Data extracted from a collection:

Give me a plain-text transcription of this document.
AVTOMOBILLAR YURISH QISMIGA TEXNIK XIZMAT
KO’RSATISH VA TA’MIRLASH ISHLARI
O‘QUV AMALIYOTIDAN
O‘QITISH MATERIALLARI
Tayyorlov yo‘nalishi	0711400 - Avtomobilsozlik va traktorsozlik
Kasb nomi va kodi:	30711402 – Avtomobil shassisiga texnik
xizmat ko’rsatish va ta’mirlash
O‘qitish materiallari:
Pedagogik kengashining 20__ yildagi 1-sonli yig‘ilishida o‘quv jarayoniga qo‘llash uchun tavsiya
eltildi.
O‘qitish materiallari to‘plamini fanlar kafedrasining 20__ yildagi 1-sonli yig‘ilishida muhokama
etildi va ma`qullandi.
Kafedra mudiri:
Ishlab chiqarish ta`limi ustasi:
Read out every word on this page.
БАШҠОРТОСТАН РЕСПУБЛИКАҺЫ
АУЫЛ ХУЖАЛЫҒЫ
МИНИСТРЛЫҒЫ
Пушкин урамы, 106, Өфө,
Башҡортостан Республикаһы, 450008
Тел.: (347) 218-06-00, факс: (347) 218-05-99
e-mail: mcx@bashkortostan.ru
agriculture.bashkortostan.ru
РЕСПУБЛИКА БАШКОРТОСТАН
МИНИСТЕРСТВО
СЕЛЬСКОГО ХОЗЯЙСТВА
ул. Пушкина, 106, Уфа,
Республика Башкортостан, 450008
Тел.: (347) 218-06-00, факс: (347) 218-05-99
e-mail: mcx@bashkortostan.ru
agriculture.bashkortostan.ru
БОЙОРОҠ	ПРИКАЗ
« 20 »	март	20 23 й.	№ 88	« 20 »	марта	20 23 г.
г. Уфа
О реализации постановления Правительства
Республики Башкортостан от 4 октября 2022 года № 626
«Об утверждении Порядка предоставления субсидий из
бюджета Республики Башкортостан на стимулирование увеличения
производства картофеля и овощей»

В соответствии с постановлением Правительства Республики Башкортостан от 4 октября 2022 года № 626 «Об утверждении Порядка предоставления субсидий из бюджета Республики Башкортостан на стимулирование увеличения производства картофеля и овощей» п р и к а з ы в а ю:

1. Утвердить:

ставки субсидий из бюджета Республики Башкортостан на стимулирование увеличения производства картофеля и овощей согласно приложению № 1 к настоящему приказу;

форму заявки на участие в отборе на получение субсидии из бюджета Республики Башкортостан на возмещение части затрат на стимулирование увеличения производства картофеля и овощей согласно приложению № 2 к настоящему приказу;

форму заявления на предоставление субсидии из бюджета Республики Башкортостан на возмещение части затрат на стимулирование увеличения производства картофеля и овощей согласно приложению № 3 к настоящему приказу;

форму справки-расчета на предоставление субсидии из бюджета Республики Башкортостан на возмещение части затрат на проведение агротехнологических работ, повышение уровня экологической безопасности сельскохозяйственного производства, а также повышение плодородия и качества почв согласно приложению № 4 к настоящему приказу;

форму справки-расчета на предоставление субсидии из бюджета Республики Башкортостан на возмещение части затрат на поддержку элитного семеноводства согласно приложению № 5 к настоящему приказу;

• [TASK PROMPT] Look over the listing above. Pick out and copy every line that includes "октября".

• [OUTPUT BELOW]
Республики Башкортостан от 4 октября 2022 года № 626
В соответствии с постановлением Правительства Республики Башкортостан от 4 октября 2022 года № 626 «Об утверждении Порядка предоставления субсидий из бюджета Республики Башкортостан на стимулирование увеличения производства картофеля и овощей» п р и к а з ы в а ю:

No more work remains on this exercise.